TASK BRIEF – Pull out every line of the listing below where "incidents" appears.

Structured figure records
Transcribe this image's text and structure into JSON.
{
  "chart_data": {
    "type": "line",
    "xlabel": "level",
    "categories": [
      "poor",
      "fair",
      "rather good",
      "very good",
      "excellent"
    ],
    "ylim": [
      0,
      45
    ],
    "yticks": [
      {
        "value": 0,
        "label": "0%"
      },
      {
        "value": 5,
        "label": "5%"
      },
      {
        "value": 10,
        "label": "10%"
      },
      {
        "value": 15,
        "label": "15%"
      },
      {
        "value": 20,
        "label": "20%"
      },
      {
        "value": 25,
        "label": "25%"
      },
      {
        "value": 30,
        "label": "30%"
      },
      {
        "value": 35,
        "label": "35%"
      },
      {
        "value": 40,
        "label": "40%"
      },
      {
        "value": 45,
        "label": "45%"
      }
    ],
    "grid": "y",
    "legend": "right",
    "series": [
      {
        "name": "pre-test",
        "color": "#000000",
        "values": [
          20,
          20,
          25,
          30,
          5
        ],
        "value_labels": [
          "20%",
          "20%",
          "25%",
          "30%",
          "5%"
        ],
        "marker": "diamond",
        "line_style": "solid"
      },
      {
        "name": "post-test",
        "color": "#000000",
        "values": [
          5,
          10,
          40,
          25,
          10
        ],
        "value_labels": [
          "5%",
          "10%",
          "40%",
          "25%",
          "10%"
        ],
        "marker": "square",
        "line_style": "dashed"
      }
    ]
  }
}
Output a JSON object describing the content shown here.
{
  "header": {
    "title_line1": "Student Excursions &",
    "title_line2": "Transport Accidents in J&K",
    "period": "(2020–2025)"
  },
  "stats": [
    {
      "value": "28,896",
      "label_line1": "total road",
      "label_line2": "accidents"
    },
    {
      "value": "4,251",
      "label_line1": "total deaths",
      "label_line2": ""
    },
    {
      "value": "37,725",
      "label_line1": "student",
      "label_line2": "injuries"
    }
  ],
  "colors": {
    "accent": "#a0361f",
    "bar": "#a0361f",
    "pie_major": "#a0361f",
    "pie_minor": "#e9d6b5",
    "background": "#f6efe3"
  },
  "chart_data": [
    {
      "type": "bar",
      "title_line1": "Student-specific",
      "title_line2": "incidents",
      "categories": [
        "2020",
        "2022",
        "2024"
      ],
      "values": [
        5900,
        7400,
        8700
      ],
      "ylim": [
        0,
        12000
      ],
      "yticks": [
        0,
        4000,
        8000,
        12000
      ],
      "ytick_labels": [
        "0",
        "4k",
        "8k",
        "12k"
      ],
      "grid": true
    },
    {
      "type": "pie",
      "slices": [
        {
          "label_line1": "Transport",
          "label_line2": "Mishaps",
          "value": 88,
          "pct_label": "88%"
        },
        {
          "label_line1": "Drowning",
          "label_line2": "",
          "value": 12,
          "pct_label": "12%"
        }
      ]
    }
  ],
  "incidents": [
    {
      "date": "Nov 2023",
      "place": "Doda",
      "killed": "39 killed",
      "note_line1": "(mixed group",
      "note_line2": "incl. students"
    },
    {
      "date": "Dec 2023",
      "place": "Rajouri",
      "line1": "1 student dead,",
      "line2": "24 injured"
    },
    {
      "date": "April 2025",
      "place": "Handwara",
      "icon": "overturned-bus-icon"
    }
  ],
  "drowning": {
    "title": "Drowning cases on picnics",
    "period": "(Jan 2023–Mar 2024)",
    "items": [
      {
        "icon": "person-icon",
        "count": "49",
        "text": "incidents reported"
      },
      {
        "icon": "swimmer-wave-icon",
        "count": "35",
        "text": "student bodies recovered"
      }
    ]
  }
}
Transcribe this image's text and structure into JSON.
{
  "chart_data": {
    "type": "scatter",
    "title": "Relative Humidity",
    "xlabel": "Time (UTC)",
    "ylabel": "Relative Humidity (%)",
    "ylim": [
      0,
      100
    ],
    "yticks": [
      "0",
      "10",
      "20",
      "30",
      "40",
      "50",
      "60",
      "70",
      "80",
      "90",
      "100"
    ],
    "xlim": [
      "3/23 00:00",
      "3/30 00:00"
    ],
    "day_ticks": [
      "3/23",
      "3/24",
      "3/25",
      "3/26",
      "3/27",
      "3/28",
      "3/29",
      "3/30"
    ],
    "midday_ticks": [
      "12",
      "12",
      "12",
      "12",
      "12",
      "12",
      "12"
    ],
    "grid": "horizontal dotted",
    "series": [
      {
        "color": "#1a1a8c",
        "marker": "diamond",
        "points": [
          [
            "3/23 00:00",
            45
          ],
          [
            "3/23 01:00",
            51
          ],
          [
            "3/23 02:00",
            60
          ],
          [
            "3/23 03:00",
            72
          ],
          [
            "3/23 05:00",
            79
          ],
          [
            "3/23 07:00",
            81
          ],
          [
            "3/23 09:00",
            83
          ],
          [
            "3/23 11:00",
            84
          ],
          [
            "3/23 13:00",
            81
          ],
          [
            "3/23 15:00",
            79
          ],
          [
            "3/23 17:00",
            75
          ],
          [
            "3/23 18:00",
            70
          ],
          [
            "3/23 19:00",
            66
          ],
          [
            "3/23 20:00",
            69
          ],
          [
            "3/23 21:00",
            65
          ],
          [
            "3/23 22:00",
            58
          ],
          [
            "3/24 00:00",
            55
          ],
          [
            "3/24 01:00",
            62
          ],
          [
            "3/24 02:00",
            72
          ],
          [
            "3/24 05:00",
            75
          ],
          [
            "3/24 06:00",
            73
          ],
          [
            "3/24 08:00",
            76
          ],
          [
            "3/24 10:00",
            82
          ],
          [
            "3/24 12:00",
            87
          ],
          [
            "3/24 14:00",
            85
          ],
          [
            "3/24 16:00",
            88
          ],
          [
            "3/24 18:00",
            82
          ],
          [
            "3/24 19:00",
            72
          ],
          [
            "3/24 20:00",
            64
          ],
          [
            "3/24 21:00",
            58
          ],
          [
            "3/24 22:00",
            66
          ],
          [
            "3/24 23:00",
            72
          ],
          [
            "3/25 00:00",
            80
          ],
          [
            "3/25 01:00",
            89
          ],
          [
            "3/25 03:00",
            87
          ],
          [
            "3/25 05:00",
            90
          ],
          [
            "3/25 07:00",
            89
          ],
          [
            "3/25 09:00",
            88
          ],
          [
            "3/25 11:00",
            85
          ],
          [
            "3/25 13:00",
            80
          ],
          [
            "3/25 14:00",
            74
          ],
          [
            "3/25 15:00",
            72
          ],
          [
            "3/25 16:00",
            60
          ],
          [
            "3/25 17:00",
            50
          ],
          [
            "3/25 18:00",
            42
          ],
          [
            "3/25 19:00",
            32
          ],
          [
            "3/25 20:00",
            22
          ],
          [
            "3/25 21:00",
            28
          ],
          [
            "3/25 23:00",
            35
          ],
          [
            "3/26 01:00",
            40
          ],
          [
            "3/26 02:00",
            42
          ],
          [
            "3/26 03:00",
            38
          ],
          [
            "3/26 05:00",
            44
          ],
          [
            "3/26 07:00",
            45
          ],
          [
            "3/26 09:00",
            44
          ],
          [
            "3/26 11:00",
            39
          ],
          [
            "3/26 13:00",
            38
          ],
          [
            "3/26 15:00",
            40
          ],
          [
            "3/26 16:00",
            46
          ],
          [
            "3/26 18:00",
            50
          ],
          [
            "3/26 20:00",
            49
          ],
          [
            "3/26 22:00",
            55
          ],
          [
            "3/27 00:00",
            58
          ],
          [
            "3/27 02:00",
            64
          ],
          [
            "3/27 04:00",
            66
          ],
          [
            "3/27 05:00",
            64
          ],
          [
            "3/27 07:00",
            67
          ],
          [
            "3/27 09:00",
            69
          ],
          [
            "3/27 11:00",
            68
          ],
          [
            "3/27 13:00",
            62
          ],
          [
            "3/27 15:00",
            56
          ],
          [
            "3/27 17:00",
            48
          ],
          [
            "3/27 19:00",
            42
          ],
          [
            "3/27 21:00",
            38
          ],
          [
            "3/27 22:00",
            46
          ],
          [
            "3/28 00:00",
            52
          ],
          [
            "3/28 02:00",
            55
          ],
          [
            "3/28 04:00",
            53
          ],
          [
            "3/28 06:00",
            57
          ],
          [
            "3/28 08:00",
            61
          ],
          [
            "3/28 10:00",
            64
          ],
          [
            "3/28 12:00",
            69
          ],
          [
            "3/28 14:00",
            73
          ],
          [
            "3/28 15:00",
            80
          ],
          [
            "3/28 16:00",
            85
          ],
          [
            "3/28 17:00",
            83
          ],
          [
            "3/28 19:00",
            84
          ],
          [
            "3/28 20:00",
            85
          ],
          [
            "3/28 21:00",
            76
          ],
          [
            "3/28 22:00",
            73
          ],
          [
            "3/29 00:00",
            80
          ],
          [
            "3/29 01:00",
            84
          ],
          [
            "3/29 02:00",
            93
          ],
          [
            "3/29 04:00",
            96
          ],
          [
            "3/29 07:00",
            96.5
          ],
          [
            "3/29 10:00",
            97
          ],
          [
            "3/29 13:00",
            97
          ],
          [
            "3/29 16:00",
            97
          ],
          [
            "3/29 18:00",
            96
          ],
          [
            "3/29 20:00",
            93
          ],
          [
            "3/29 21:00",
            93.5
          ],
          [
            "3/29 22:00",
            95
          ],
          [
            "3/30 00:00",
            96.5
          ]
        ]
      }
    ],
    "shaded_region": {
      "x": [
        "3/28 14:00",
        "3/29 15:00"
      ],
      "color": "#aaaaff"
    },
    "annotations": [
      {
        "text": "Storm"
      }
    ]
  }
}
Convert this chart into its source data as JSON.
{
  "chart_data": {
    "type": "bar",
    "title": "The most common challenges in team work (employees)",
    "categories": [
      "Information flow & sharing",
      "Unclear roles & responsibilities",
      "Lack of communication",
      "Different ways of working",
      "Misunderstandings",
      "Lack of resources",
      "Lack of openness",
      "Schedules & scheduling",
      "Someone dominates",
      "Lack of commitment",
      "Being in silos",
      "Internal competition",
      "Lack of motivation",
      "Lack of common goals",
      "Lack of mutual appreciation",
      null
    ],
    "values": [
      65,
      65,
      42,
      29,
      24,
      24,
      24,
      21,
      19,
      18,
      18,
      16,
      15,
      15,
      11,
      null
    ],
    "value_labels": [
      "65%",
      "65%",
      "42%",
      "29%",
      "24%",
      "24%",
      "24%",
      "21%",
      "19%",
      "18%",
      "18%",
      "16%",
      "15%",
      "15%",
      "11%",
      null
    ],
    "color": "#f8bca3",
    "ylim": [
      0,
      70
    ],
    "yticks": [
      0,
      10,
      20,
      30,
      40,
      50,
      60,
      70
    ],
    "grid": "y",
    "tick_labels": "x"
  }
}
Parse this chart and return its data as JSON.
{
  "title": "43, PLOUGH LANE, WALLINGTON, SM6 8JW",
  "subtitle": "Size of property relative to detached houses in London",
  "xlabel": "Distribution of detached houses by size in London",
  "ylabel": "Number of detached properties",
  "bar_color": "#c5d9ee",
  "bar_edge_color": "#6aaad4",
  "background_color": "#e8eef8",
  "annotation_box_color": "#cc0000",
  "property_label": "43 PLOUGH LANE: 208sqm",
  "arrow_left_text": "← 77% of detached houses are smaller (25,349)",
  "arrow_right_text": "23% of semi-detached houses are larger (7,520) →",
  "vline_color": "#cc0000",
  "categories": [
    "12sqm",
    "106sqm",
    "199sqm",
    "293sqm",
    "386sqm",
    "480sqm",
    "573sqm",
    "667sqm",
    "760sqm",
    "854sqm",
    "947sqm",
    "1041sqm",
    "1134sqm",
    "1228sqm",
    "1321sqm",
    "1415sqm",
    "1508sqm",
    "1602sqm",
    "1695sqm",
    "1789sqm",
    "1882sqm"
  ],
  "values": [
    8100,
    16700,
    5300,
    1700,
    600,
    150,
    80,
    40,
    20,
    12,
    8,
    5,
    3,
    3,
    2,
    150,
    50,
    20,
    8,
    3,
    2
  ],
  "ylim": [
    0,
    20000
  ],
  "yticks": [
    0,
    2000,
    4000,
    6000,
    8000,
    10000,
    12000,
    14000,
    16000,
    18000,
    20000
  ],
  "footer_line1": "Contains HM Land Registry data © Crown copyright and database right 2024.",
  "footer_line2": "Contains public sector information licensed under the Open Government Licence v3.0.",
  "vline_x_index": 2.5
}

RESPONSE TO THE EXERCISE –
      "title_line2": "incidents",
  "incidents": [
        "text": "incidents reported"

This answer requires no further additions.